Problem requirements: Could you write out the records below exactly as they appear?
>> Start Records provided
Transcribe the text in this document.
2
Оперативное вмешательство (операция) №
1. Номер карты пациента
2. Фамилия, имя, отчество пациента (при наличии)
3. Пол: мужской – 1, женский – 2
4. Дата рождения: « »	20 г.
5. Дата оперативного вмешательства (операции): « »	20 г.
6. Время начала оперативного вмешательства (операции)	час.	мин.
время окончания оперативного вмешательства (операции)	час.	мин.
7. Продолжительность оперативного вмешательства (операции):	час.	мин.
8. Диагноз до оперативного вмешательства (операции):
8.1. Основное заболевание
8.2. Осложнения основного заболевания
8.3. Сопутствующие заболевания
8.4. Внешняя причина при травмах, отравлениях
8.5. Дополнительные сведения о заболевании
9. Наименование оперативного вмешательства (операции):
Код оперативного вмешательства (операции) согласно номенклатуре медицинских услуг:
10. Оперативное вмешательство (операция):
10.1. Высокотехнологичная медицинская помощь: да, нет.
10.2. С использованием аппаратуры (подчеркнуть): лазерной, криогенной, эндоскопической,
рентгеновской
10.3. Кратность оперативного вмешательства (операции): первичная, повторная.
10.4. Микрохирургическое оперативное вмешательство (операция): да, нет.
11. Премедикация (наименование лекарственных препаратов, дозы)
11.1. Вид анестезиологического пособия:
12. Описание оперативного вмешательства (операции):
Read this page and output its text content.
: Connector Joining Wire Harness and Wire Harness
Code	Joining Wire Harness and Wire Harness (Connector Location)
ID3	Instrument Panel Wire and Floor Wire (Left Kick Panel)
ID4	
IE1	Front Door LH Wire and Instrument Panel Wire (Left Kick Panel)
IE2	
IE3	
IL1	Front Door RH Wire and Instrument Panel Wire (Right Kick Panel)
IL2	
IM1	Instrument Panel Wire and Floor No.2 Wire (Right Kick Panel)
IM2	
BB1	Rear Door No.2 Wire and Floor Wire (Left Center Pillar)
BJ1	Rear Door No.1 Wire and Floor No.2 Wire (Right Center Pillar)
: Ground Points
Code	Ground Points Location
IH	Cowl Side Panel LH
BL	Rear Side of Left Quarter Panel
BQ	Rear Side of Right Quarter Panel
>> End Records provided
Exercise output:
Transcribe the text in this document.
2
Оперативное вмешательство (операция) №
1. Номер карты пациента
2. Фамилия, имя, отчество пациента (при наличии)
3. Пол: мужской – 1, женский – 2
4. Дата рождения: « »	20 г.
5. Дата оперативного вмешательства (операции): « »	20 г.
6. Время начала оперативного вмешательства (операции)	час.	мин.
время окончания оперативного вмешательства (операции)	час.	мин.
7. Продолжительность оперативного вмешательства (операции):	час.	мин.
8. Диагноз до оперативного вмешательства (операции):
8.1. Основное заболевание
8.2. Осложнения основного заболевания
8.3. Сопутствующие заболевания
8.4. Внешняя причина при травмах, отравлениях
8.5. Дополнительные сведения о заболевании
9. Наименование оперативного вмешательства (операции):
Код оперативного вмешательства (операции) согласно номенклатуре медицинских услуг:
10. Оперативное вмешательство (операция):
10.1. Высокотехнологичная медицинская помощь: да, нет.
10.2. С использованием аппаратуры (подчеркнуть): лазерной, криогенной, эндоскопической,
рентгеновской
10.3. Кратность оперативного вмешательства (операции): первичная, повторная.
10.4. Микрохирургическое оперативное вмешательство (операция): да, нет.
11. Премедикация (наименование лекарственных препаратов, дозы)
11.1. Вид анестезиологического пособия:
12. Описание оперативного вмешательства (операции):
Read this page and output its text content.
: Connector Joining Wire Harness and Wire Harness
Code	Joining Wire Harness and Wire Harness (Connector Location)
ID3	Instrument Panel Wire and Floor Wire (Left Kick Panel)
ID4	
IE1	Front Door LH Wire and Instrument Panel Wire (Left Kick Panel)
IE2	
IE3	
IL1	Front Door RH Wire and Instrument Panel Wire (Right Kick Panel)
IL2	
IM1	Instrument Panel Wire and Floor No.2 Wire (Right Kick Panel)
IM2	
BB1	Rear Door No.2 Wire and Floor Wire (Left Center Pillar)
BJ1	Rear Door No.1 Wire and Floor No.2 Wire (Right Center Pillar)
: Ground Points
Code	Ground Points Location
IH	Cowl Side Panel LH
BL	Rear Side of Left Quarter Panel
BQ	Rear Side of Right Quarter Panel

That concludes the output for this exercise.